• What you are asked to do
Quote the entries word for word. Omit the pictures.

• Data
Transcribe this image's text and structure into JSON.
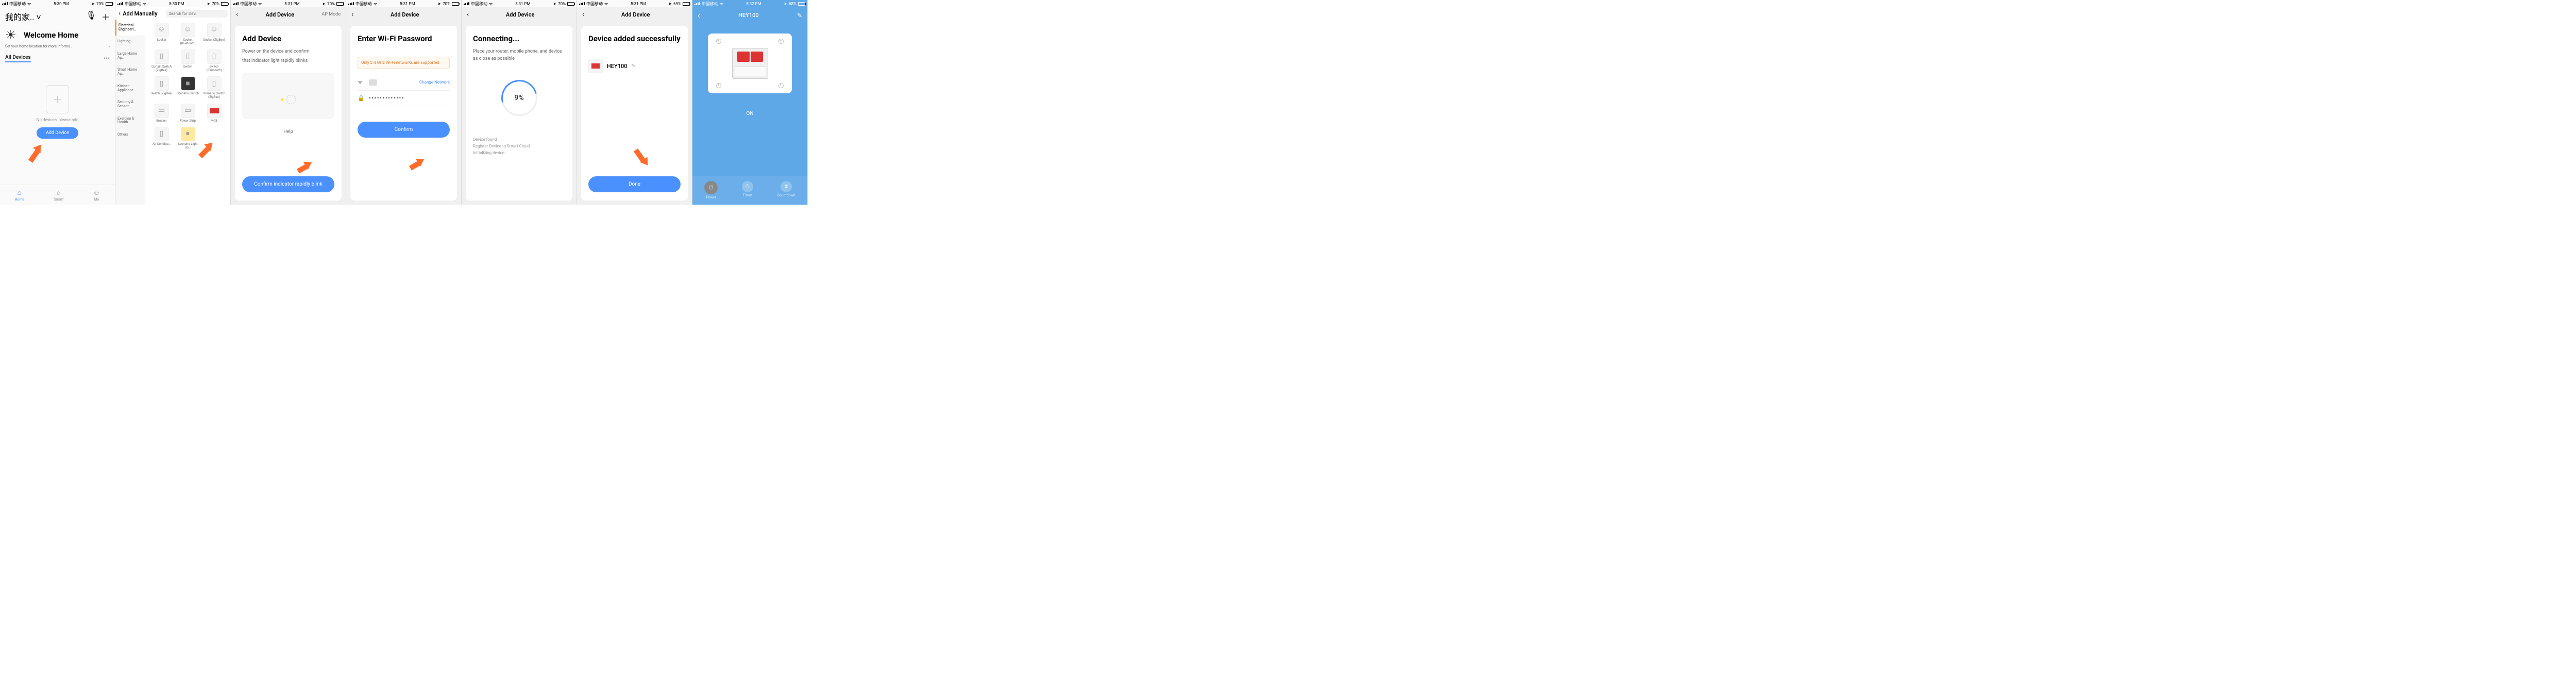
{
  "status_bar": {
    "carrier": "中国移动",
    "times": [
      "5:30 PM",
      "5:30 PM",
      "5:31 PM",
      "5:31 PM",
      "5:31 PM",
      "5:31 PM",
      "5:32 PM"
    ],
    "batt": [
      "70%",
      "70%",
      "70%",
      "70%",
      "70%",
      "69%",
      "68%"
    ],
    "loc_icon": "✈"
  },
  "s1": {
    "location": "我的家.. ˅",
    "mic": "🎤",
    "plus": "＋",
    "welcome": "Welcome Home",
    "sub": "Set your home location for more informa…",
    "sub_arrow": "›",
    "tab": "All Devices",
    "dots": "•••",
    "nodev_plus": "＋",
    "nodev_text": "No devices, please add",
    "add_btn": "Add Device",
    "tabs": {
      "home": "Home",
      "smart": "Smart",
      "me": "Me"
    },
    "icons": {
      "home": "⌂",
      "smart": "☼",
      "me": "☺"
    }
  },
  "s2": {
    "title": "Add Manually",
    "search_ph": "Search for Devi",
    "scan": "[ ]",
    "categories": [
      "Electrical Engineeri…",
      "Lighting",
      "Large Home Ap…",
      "Small Home Ap…",
      "Kitchen Appliance",
      "Security & Sensor",
      "Exercise & Health",
      "Others"
    ],
    "grid": [
      [
        "Socket",
        "Socket (Bluetooth)",
        "Socket (ZigBee)"
      ],
      [
        "Curtain Switch (ZigBee)",
        "Switch",
        "Switch (Bluetooth)"
      ],
      [
        "Switch (ZigBee)",
        "Scenario Switch",
        "Scenario Switch (ZigBee)"
      ],
      [
        "Breaker",
        "Power Strip",
        "MCB"
      ],
      [
        "Air Conditio…",
        "Scenario Light So…",
        ""
      ]
    ]
  },
  "s3": {
    "nav_title": "Add Device",
    "nav_right": "AP Mode",
    "h1": "Add Device",
    "p1": "Power on the device and confirm",
    "p2": "that indicator light rapidly blinks",
    "help": "Help",
    "btn": "Confirm indicator rapidly blink"
  },
  "s4": {
    "nav_title": "Add Device",
    "h1": "Enter Wi-Fi Password",
    "warn": "Only 2.4 GHz Wi-Fi networks are supported",
    "change": "Change Network",
    "wifi_icon": "ᯤ",
    "lock_icon": "🔒",
    "pw": "•••••••••••••",
    "btn": "Confirm"
  },
  "s5": {
    "nav_title": "Add Device",
    "h1": "Connecting...",
    "p1": "Place your router, mobile phone, and device as close as possible",
    "pct": "9%",
    "status": [
      "Device found",
      "Register Device to Smart Cloud",
      "Initializing device…"
    ]
  },
  "s6": {
    "nav_title": "Add Device",
    "h1": "Device added successfully",
    "dev_name": "HEY100",
    "edit": "✎",
    "btn": "Done"
  },
  "s7": {
    "title": "HEY100",
    "back": "‹",
    "edit": "✎",
    "state": "ON",
    "bottom": {
      "power": "Power",
      "timer": "Timer",
      "countdown": "Countdown"
    },
    "icons": {
      "power": "⏻",
      "timer": "⏱",
      "countdown": "⧗"
    }
  }
}
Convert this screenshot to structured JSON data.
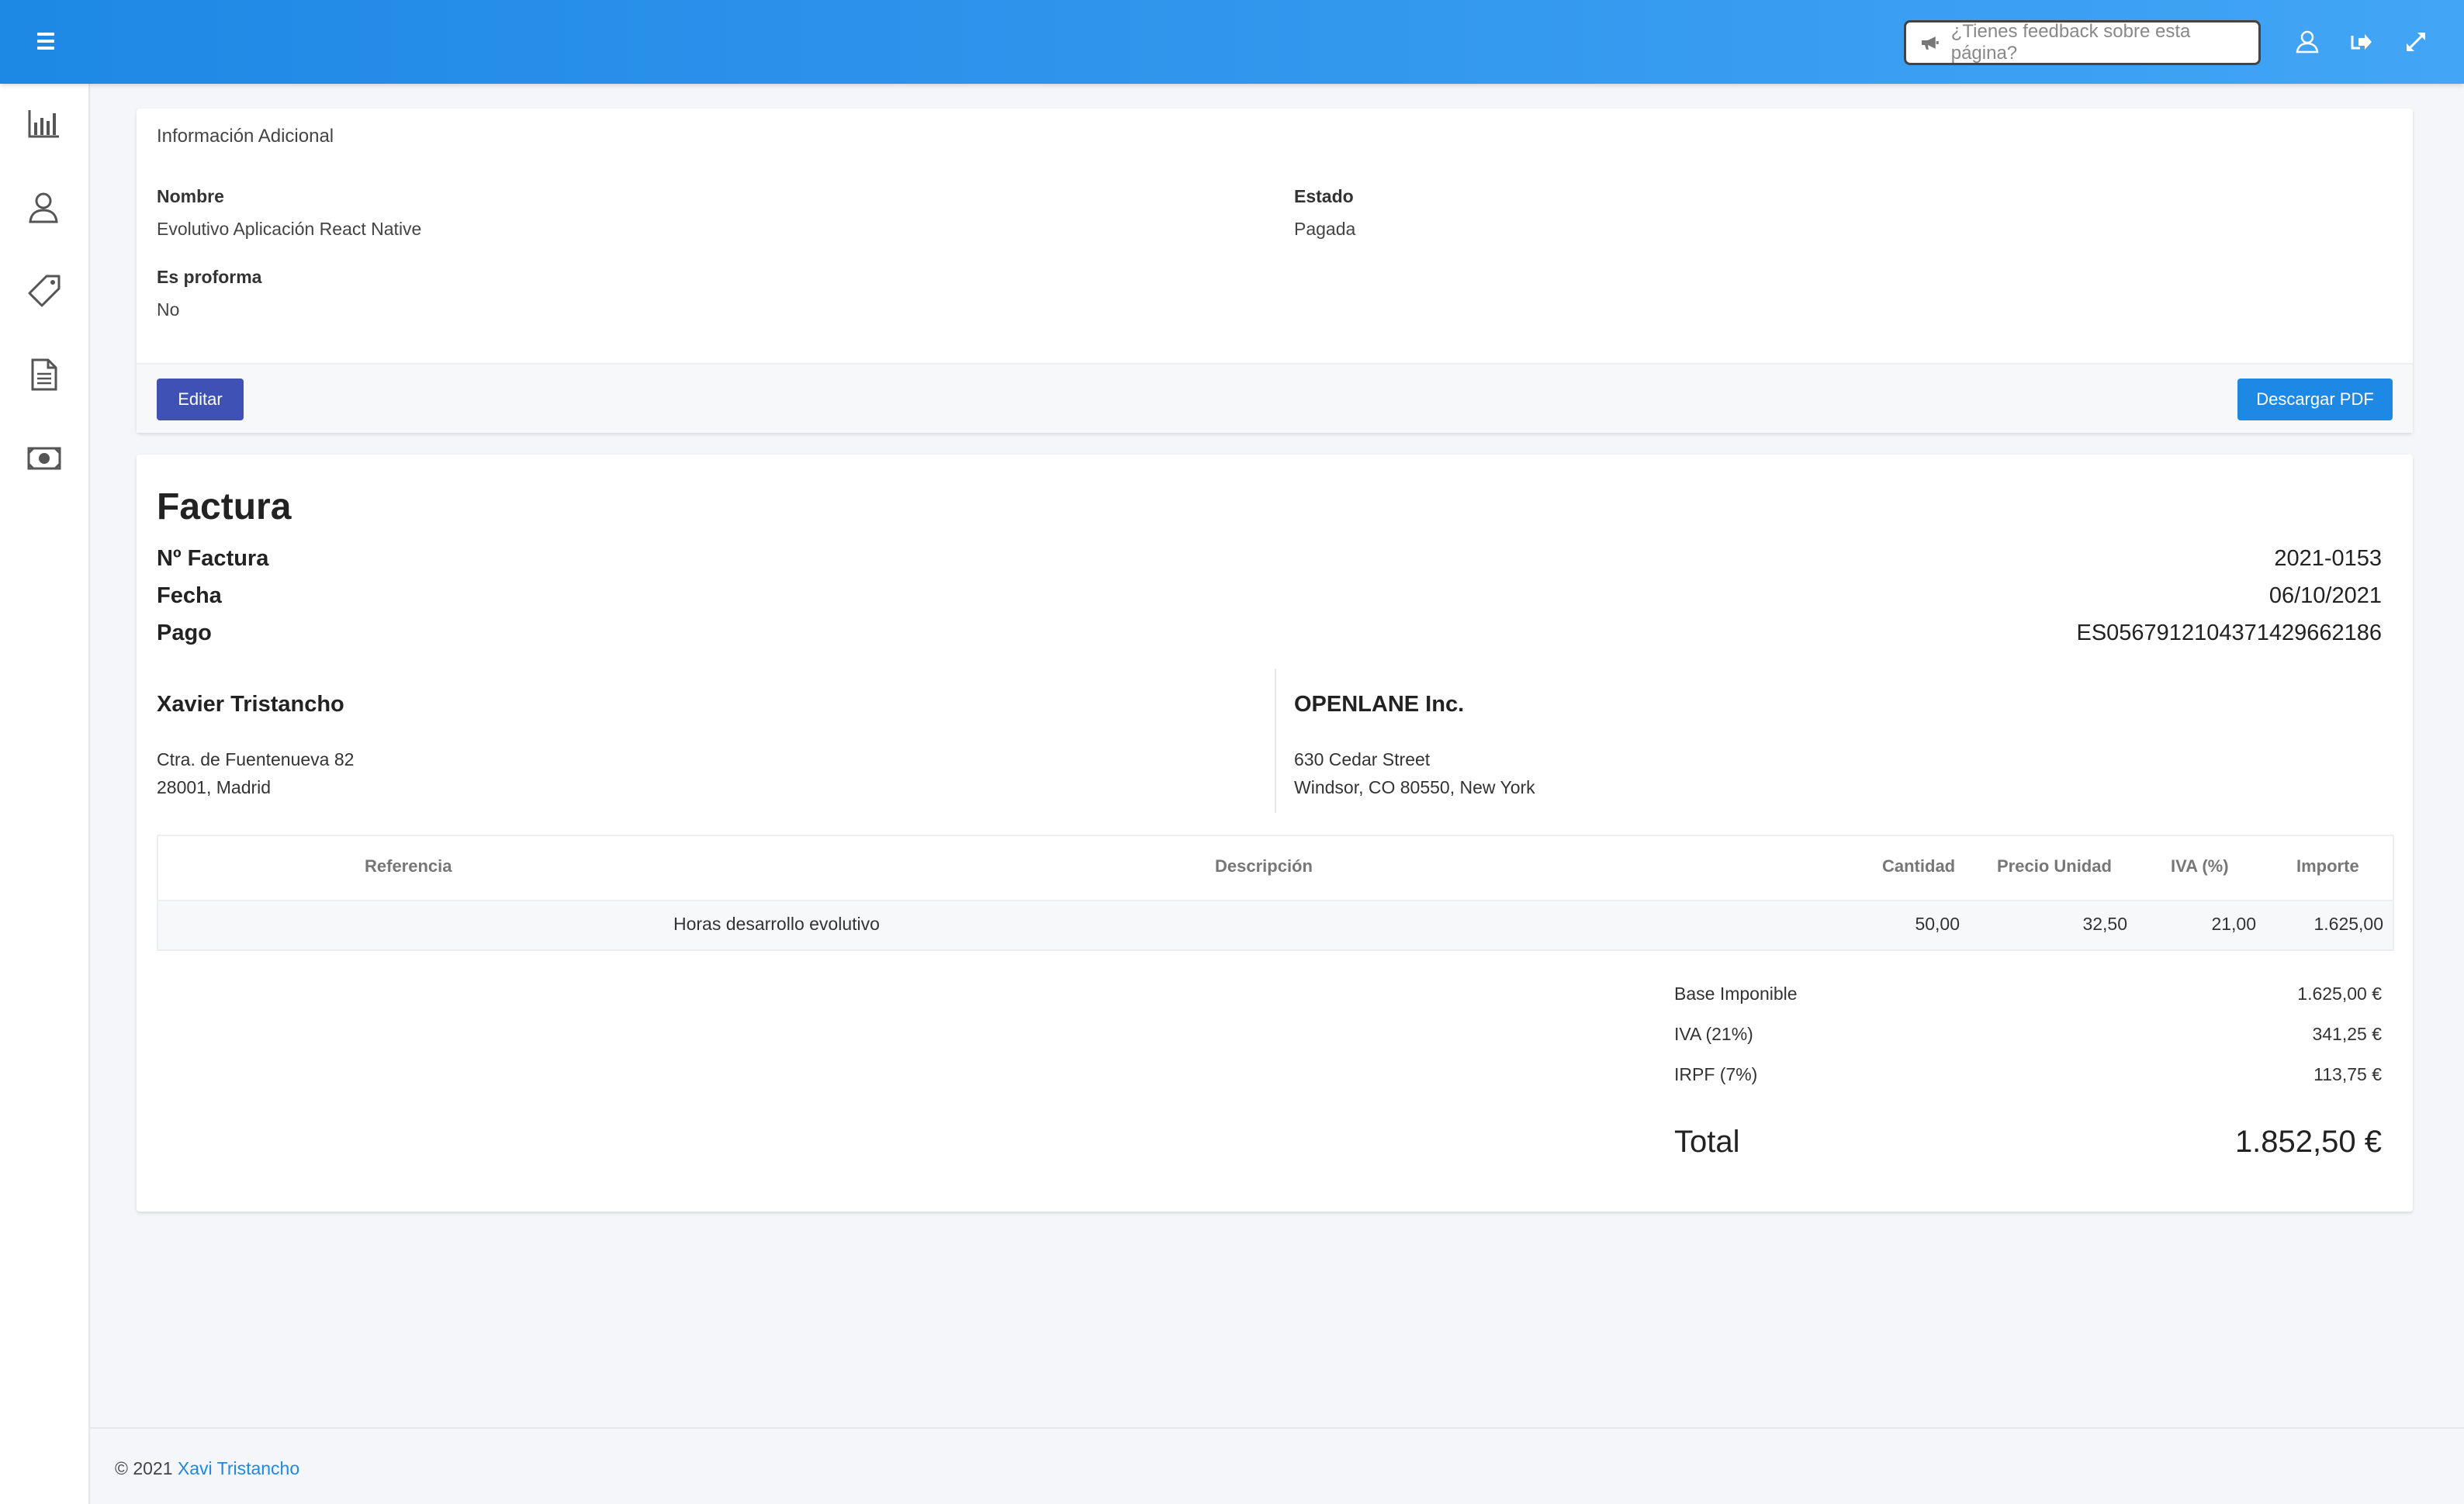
{
  "topbar": {
    "feedback_placeholder": "¿Tienes feedback sobre esta página?",
    "icons": [
      "menu-icon",
      "megaphone-icon",
      "user-icon",
      "logout-icon",
      "fullscreen-icon"
    ],
    "accent_color": "#1e88e5"
  },
  "sidebar": {
    "items": [
      {
        "icon": "chart-icon"
      },
      {
        "icon": "users-icon"
      },
      {
        "icon": "tag-icon"
      },
      {
        "icon": "document-icon"
      },
      {
        "icon": "money-icon"
      }
    ]
  },
  "info": {
    "title": "Información Adicional",
    "nombre_label": "Nombre",
    "nombre_value": "Evolutivo Aplicación React Native",
    "estado_label": "Estado",
    "estado_value": "Pagada",
    "proforma_label": "Es proforma",
    "proforma_value": "No",
    "edit_label": "Editar",
    "pdf_label": "Descargar PDF"
  },
  "invoice": {
    "title": "Factura",
    "numero_label": "Nº Factura",
    "numero_value": "2021-0153",
    "fecha_label": "Fecha",
    "fecha_value": "06/10/2021",
    "pago_label": "Pago",
    "pago_value": "ES0567912104371429662186",
    "emisor": {
      "name": "Xavier Tristancho",
      "line1": "Ctra. de Fuentenueva 82",
      "line2": "28001, Madrid"
    },
    "cliente": {
      "name": "OPENLANE Inc.",
      "line1": "630 Cedar Street",
      "line2": "Windsor, CO 80550, New York"
    },
    "table": {
      "headers": {
        "referencia": "Referencia",
        "descripcion": "Descripción",
        "cantidad": "Cantidad",
        "precio": "Precio Unidad",
        "iva": "IVA (%)",
        "importe": "Importe"
      },
      "rows": [
        {
          "descripcion": "Horas desarrollo evolutivo",
          "cantidad": "50,00",
          "precio": "32,50",
          "iva": "21,00",
          "importe": "1.625,00"
        }
      ]
    },
    "totals": {
      "base_label": "Base Imponible",
      "base_value": "1.625,00 €",
      "iva_label": "IVA (21%)",
      "iva_value": "341,25 €",
      "irpf_label": "IRPF (7%)",
      "irpf_value": "113,75 €",
      "total_label": "Total",
      "total_value": "1.852,50 €"
    }
  },
  "footer": {
    "copyright": "© 2021",
    "author": "Xavi Tristancho"
  }
}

• Result of the task
Transcribe this image's text and structure into JSON.
{
  "status_bar": {
    "carrier": "中国移动",
    "times": [
      "5:30 PM",
      "5:30 PM",
      "5:31 PM",
      "5:31 PM",
      "5:31 PM",
      "5:31 PM",
      "5:32 PM"
    ],
    "batt": [
      "70%",
      "70%",
      "70%",
      "70%",
      "70%",
      "69%",
      "68%"
    ],
    "loc_icon": "✈"
  },
  "s1": {
    "location": "我的家.. ˅",
    "mic": "🎤",
    "plus": "＋",
    "welcome": "Welcome Home",
    "sub": "Set your home location for more informa…",
    "sub_arrow": "›",
    "tab": "All Devices",
    "dots": "•••",
    "nodev_plus": "＋",
    "nodev_text": "No devices, please add",
    "add_btn": "Add Device",
    "tabs": {
      "home": "Home",
      "smart": "Smart",
      "me": "Me"
    },
    "icons": {
      "home": "⌂",
      "smart": "☼",
      "me": "☺"
    }
  },
  "s2": {
    "title": "Add Manually",
    "search_ph": "Search for Devi",
    "scan": "[ ]",
    "categories": [
      "Electrical Engineeri…",
      "Lighting",
      "Large Home Ap…",
      "Small Home Ap…",
      "Kitchen Appliance",
      "Security & Sensor",
      "Exercise & Health",
      "Others"
    ],
    "grid": [
      [
        "Socket",
        "Socket (Bluetooth)",
        "Socket (ZigBee)"
      ],
      [
        "Curtain Switch (ZigBee)",
        "Switch",
        "Switch (Bluetooth)"
      ],
      [
        "Switch (ZigBee)",
        "Scenario Switch",
        "Scenario Switch (ZigBee)"
      ],
      [
        "Breaker",
        "Power Strip",
        "MCB"
      ],
      [
        "Air Conditio…",
        "Scenario Light So…",
        ""
      ]
    ]
  },
  "s3": {
    "nav_title": "Add Device",
    "nav_right": "AP Mode",
    "h1": "Add Device",
    "p1": "Power on the device and confirm",
    "p2": "that indicator light rapidly blinks",
    "help": "Help",
    "btn": "Confirm indicator rapidly blink"
  },
  "s4": {
    "nav_title": "Add Device",
    "h1": "Enter Wi-Fi Password",
    "warn": "Only 2.4 GHz Wi-Fi networks are supported",
    "change": "Change Network",
    "wifi_icon": "ᯤ",
    "lock_icon": "🔒",
    "pw": "•••••••••••••",
    "btn": "Confirm"
  },
  "s5": {
    "nav_title": "Add Device",
    "h1": "Connecting...",
    "p1": "Place your router, mobile phone, and device as close as possible",
    "pct": "9%",
    "status": [
      "Device found",
      "Register Device to Smart Cloud",
      "Initializing device…"
    ]
  },
  "s6": {
    "nav_title": "Add Device",
    "h1": "Device added successfully",
    "dev_name": "HEY100",
    "edit": "✎",
    "btn": "Done"
  },
  "s7": {
    "title": "HEY100",
    "back": "‹",
    "edit": "✎",
    "state": "ON",
    "bottom": {
      "power": "Power",
      "timer": "Timer",
      "countdown": "Countdown"
    },
    "icons": {
      "power": "⏻",
      "timer": "⏱",
      "countdown": "⧗"
    }
  }
}
Convert this screenshot to structured JSON data.
{
  "topbar": {
    "feedback_placeholder": "¿Tienes feedback sobre esta página?",
    "icons": [
      "menu-icon",
      "megaphone-icon",
      "user-icon",
      "logout-icon",
      "fullscreen-icon"
    ],
    "accent_color": "#1e88e5"
  },
  "sidebar": {
    "items": [
      {
        "icon": "chart-icon"
      },
      {
        "icon": "users-icon"
      },
      {
        "icon": "tag-icon"
      },
      {
        "icon": "document-icon"
      },
      {
        "icon": "money-icon"
      }
    ]
  },
  "info": {
    "title": "Información Adicional",
    "nombre_label": "Nombre",
    "nombre_value": "Evolutivo Aplicación React Native",
    "estado_label": "Estado",
    "estado_value": "Pagada",
    "proforma_label": "Es proforma",
    "proforma_value": "No",
    "edit_label": "Editar",
    "pdf_label": "Descargar PDF"
  },
  "invoice": {
    "title": "Factura",
    "numero_label": "Nº Factura",
    "numero_value": "2021-0153",
    "fecha_label": "Fecha",
    "fecha_value": "06/10/2021",
    "pago_label": "Pago",
    "pago_value": "ES0567912104371429662186",
    "emisor": {
      "name": "Xavier Tristancho",
      "line1": "Ctra. de Fuentenueva 82",
      "line2": "28001, Madrid"
    },
    "cliente": {
      "name": "OPENLANE Inc.",
      "line1": "630 Cedar Street",
      "line2": "Windsor, CO 80550, New York"
    },
    "table": {
      "headers": {
        "referencia": "Referencia",
        "descripcion": "Descripción",
        "cantidad": "Cantidad",
        "precio": "Precio Unidad",
        "iva": "IVA (%)",
        "importe": "Importe"
      },
      "rows": [
        {
          "descripcion": "Horas desarrollo evolutivo",
          "cantidad": "50,00",
          "precio": "32,50",
          "iva": "21,00",
          "importe": "1.625,00"
        }
      ]
    },
    "totals": {
      "base_label": "Base Imponible",
      "base_value": "1.625,00 €",
      "iva_label": "IVA (21%)",
      "iva_value": "341,25 €",
      "irpf_label": "IRPF (7%)",
      "irpf_value": "113,75 €",
      "total_label": "Total",
      "total_value": "1.852,50 €"
    }
  },
  "footer": {
    "copyright": "© 2021",
    "author": "Xavi Tristancho"
  }
}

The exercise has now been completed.